---------- Data to process ----------

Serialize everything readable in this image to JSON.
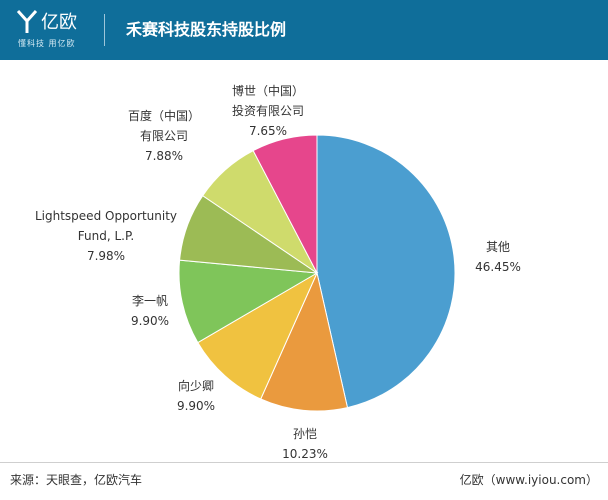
{
  "header": {
    "logo_name": "亿欧",
    "logo_tagline": "懂科技 用亿欧",
    "title": "禾赛科技股东持股比例"
  },
  "colors": {
    "header_bg": "#0f6e9a",
    "logo": "#ffffff"
  },
  "chart_data": {
    "type": "pie",
    "title": "禾赛科技股东持股比例",
    "start": "12 o'clock",
    "direction": "clockwise",
    "slices": [
      {
        "label_lines": [
          "其他"
        ],
        "value_text": "46.45%",
        "value": 46.45,
        "color": "#4b9ed0"
      },
      {
        "label_lines": [
          "孙恺"
        ],
        "value_text": "10.23%",
        "value": 10.23,
        "color": "#ea9a3e"
      },
      {
        "label_lines": [
          "向少卿"
        ],
        "value_text": "9.90%",
        "value": 9.9,
        "color": "#f0c240"
      },
      {
        "label_lines": [
          "李一帆"
        ],
        "value_text": "9.90%",
        "value": 9.9,
        "color": "#7fc55a"
      },
      {
        "label_lines": [
          "Lightspeed Opportunity",
          "Fund, L.P."
        ],
        "value_text": "7.98%",
        "value": 7.98,
        "color": "#9cbb55"
      },
      {
        "label_lines": [
          "百度（中国）",
          "有限公司"
        ],
        "value_text": "7.88%",
        "value": 7.88,
        "color": "#cfdb6c"
      },
      {
        "label_lines": [
          "博世（中国）",
          "投资有限公司"
        ],
        "value_text": "7.65%",
        "value": 7.65,
        "color": "#e6468c"
      }
    ]
  },
  "footer": {
    "source": "来源：天眼查，亿欧汽车",
    "site": "亿欧（www.iyiou.com）"
  }
}
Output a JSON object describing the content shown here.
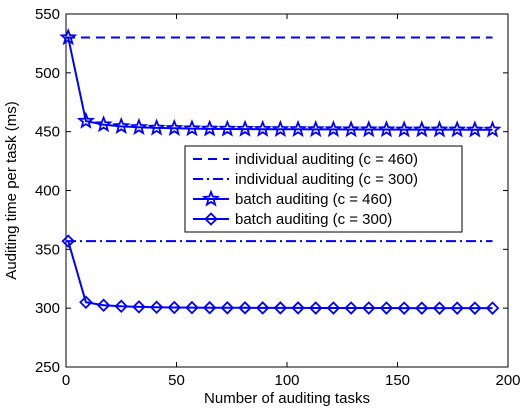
{
  "chart_data": {
    "type": "line",
    "title": "",
    "xlabel": "Number of auditing tasks",
    "ylabel": "Auditing time per task (ms)",
    "xlim": [
      0,
      200
    ],
    "ylim": [
      250,
      550
    ],
    "xticks": [
      0,
      50,
      100,
      150,
      200
    ],
    "yticks": [
      250,
      300,
      350,
      400,
      450,
      500,
      550
    ],
    "grid": false,
    "legend_position": "center-right",
    "series": [
      {
        "name": "individual auditing (c = 460)",
        "color": "#0000ff",
        "line": "dashed",
        "marker": "none",
        "x": [
          0,
          193
        ],
        "y": [
          530,
          530
        ]
      },
      {
        "name": "individual auditing (c = 300)",
        "color": "#0000ff",
        "line": "dashdot",
        "marker": "none",
        "x": [
          0,
          193
        ],
        "y": [
          357,
          357
        ]
      },
      {
        "name": "batch auditing (c = 460)",
        "color": "#0000ff",
        "line": "solid",
        "marker": "star",
        "x": [
          1,
          9,
          17,
          25,
          33,
          41,
          49,
          57,
          65,
          73,
          81,
          89,
          97,
          105,
          113,
          121,
          129,
          137,
          145,
          153,
          161,
          169,
          177,
          185,
          193
        ],
        "y": [
          530,
          459,
          456,
          454.5,
          453.7,
          453.2,
          452.9,
          452.6,
          452.4,
          452.3,
          452.2,
          452.1,
          452.0,
          452.0,
          451.9,
          451.9,
          451.8,
          451.8,
          451.8,
          451.7,
          451.7,
          451.7,
          451.7,
          451.6,
          451.6
        ]
      },
      {
        "name": "batch auditing (c = 300)",
        "color": "#0000ff",
        "line": "solid",
        "marker": "diamond",
        "x": [
          1,
          9,
          17,
          25,
          33,
          41,
          49,
          57,
          65,
          73,
          81,
          89,
          97,
          105,
          113,
          121,
          129,
          137,
          145,
          153,
          161,
          169,
          177,
          185,
          193
        ],
        "y": [
          357,
          305,
          302.5,
          301.6,
          301.1,
          300.8,
          300.6,
          300.5,
          300.4,
          300.3,
          300.3,
          300.2,
          300.2,
          300.2,
          300.1,
          300.1,
          300.1,
          300.1,
          300.1,
          300.0,
          300.0,
          300.0,
          300.0,
          300.0,
          300.0
        ]
      }
    ]
  }
}
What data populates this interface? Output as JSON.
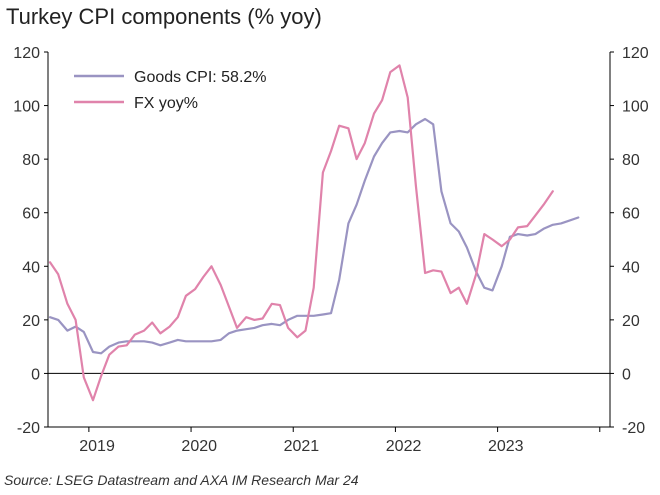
{
  "chart_data": {
    "type": "line",
    "title": "Turkey CPI components (% yoy)",
    "source": "Source: LSEG Datastream and AXA IM Research Mar 24",
    "ylim": [
      -20,
      120
    ],
    "yticks": [
      -20,
      0,
      20,
      40,
      60,
      80,
      100,
      120
    ],
    "ytick_labels": [
      "-20",
      "0",
      "20",
      "40",
      "60",
      "80",
      "100",
      "120"
    ],
    "xlim": [
      2018.6,
      2024.1
    ],
    "xtick_labels": [
      {
        "x": 2019.08,
        "label": "2019"
      },
      {
        "x": 2020.08,
        "label": "2020"
      },
      {
        "x": 2021.08,
        "label": "2021"
      },
      {
        "x": 2022.08,
        "label": "2022"
      },
      {
        "x": 2023.08,
        "label": "2023"
      }
    ],
    "grid": false,
    "legend_position": "top-left",
    "series": [
      {
        "name": "Goods CPI: 58.2%",
        "color": "#9a94c2",
        "points": [
          [
            2018.62,
            21
          ],
          [
            2018.7,
            20
          ],
          [
            2018.79,
            16
          ],
          [
            2018.87,
            17.5
          ],
          [
            2018.95,
            15.5
          ],
          [
            2019.04,
            8
          ],
          [
            2019.12,
            7.5
          ],
          [
            2019.2,
            10
          ],
          [
            2019.29,
            11.5
          ],
          [
            2019.37,
            12
          ],
          [
            2019.45,
            12
          ],
          [
            2019.54,
            12
          ],
          [
            2019.62,
            11.5
          ],
          [
            2019.7,
            10.5
          ],
          [
            2019.79,
            11.5
          ],
          [
            2019.87,
            12.5
          ],
          [
            2019.95,
            12
          ],
          [
            2020.04,
            12
          ],
          [
            2020.12,
            12
          ],
          [
            2020.2,
            12
          ],
          [
            2020.29,
            12.5
          ],
          [
            2020.37,
            15
          ],
          [
            2020.45,
            16
          ],
          [
            2020.54,
            16.5
          ],
          [
            2020.62,
            17
          ],
          [
            2020.7,
            18
          ],
          [
            2020.79,
            18.5
          ],
          [
            2020.87,
            18
          ],
          [
            2020.95,
            20
          ],
          [
            2021.04,
            21.5
          ],
          [
            2021.12,
            21.5
          ],
          [
            2021.2,
            21.5
          ],
          [
            2021.29,
            22
          ],
          [
            2021.37,
            22.5
          ],
          [
            2021.45,
            35
          ],
          [
            2021.54,
            56
          ],
          [
            2021.62,
            63
          ],
          [
            2021.7,
            72
          ],
          [
            2021.79,
            81
          ],
          [
            2021.87,
            86
          ],
          [
            2021.95,
            90
          ],
          [
            2022.04,
            90.5
          ],
          [
            2022.12,
            90
          ],
          [
            2022.2,
            93
          ],
          [
            2022.29,
            95
          ],
          [
            2022.37,
            93
          ],
          [
            2022.45,
            68
          ],
          [
            2022.54,
            56
          ],
          [
            2022.62,
            53
          ],
          [
            2022.7,
            47
          ],
          [
            2022.79,
            38
          ],
          [
            2022.87,
            32
          ],
          [
            2022.95,
            31
          ],
          [
            2023.04,
            40
          ],
          [
            2023.12,
            51
          ],
          [
            2023.2,
            52
          ],
          [
            2023.29,
            51.5
          ],
          [
            2023.37,
            52
          ],
          [
            2023.45,
            54
          ],
          [
            2023.54,
            55.5
          ],
          [
            2023.62,
            56
          ],
          [
            2023.7,
            57
          ],
          [
            2023.79,
            58.2
          ]
        ]
      },
      {
        "name": "FX yoy%",
        "color": "#e083ab",
        "points": [
          [
            2018.62,
            41.5
          ],
          [
            2018.7,
            37
          ],
          [
            2018.79,
            26
          ],
          [
            2018.87,
            20
          ],
          [
            2018.95,
            -1.5
          ],
          [
            2019.04,
            -10
          ],
          [
            2019.12,
            -1
          ],
          [
            2019.2,
            7
          ],
          [
            2019.29,
            10
          ],
          [
            2019.37,
            10.5
          ],
          [
            2019.45,
            14.5
          ],
          [
            2019.54,
            16
          ],
          [
            2019.62,
            19
          ],
          [
            2019.7,
            15
          ],
          [
            2019.79,
            17.5
          ],
          [
            2019.87,
            21
          ],
          [
            2019.95,
            29
          ],
          [
            2020.04,
            31.5
          ],
          [
            2020.12,
            36
          ],
          [
            2020.2,
            40
          ],
          [
            2020.29,
            33
          ],
          [
            2020.37,
            25
          ],
          [
            2020.45,
            17
          ],
          [
            2020.54,
            21
          ],
          [
            2020.62,
            20
          ],
          [
            2020.7,
            20.5
          ],
          [
            2020.79,
            26
          ],
          [
            2020.87,
            25.5
          ],
          [
            2020.95,
            17
          ],
          [
            2021.04,
            13.5
          ],
          [
            2021.12,
            16
          ],
          [
            2021.2,
            32
          ],
          [
            2021.29,
            75
          ],
          [
            2021.37,
            83
          ],
          [
            2021.45,
            92.5
          ],
          [
            2021.54,
            91.5
          ],
          [
            2021.62,
            80
          ],
          [
            2021.7,
            86
          ],
          [
            2021.79,
            97
          ],
          [
            2021.87,
            102
          ],
          [
            2021.95,
            112.5
          ],
          [
            2022.04,
            115
          ],
          [
            2022.12,
            103
          ],
          [
            2022.2,
            70
          ],
          [
            2022.29,
            37.5
          ],
          [
            2022.37,
            38.5
          ],
          [
            2022.45,
            38
          ],
          [
            2022.54,
            30
          ],
          [
            2022.62,
            32
          ],
          [
            2022.7,
            26
          ],
          [
            2022.79,
            37
          ],
          [
            2022.87,
            52
          ],
          [
            2022.95,
            50
          ],
          [
            2023.04,
            47.5
          ],
          [
            2023.12,
            50
          ],
          [
            2023.2,
            54.5
          ],
          [
            2023.29,
            55
          ],
          [
            2023.37,
            59
          ],
          [
            2023.45,
            63
          ],
          [
            2023.54,
            68
          ]
        ]
      }
    ]
  }
}
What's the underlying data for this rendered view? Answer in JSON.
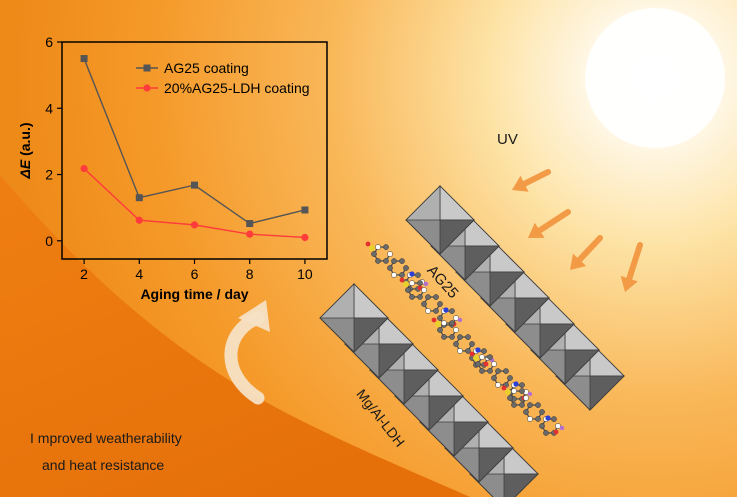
{
  "colors": {
    "series1": "#555555",
    "series2": "#ff3b3b",
    "arrow": "#f29a45",
    "background": "#f59a2a"
  },
  "chart_data": {
    "type": "line",
    "x": [
      2,
      4,
      6,
      8,
      10
    ],
    "xticks": [
      "2",
      "4",
      "6",
      "8",
      "10"
    ],
    "yticks": [
      "0",
      "2",
      "4",
      "6"
    ],
    "xlabel": "Aging time / day",
    "ylabel_symbol": "ΔE",
    "ylabel_unit": " (a.u.)",
    "xlim": [
      1.2,
      10.8
    ],
    "ylim": [
      -0.55,
      6
    ],
    "legend_position": "top-right",
    "series": [
      {
        "name": "AG25 coating",
        "marker": "square",
        "values": [
          5.5,
          1.3,
          1.68,
          0.52,
          0.93
        ]
      },
      {
        "name": "20%AG25-LDH coating",
        "marker": "circle",
        "values": [
          2.18,
          0.62,
          0.48,
          0.2,
          0.1
        ]
      }
    ]
  },
  "labels": {
    "uv": "UV",
    "molecule": "AG25",
    "ldh": "Mg/Al-LDH",
    "caption_line1": "I mproved weatherability",
    "caption_line2": "and heat resistance"
  }
}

----------

--- What is being asked ---
Search the lines above for the string "coating", then show every one that has it.

--- Output for this exercise ---
        "name": "AG25 coating",
        "name": "20%AG25-LDH coating",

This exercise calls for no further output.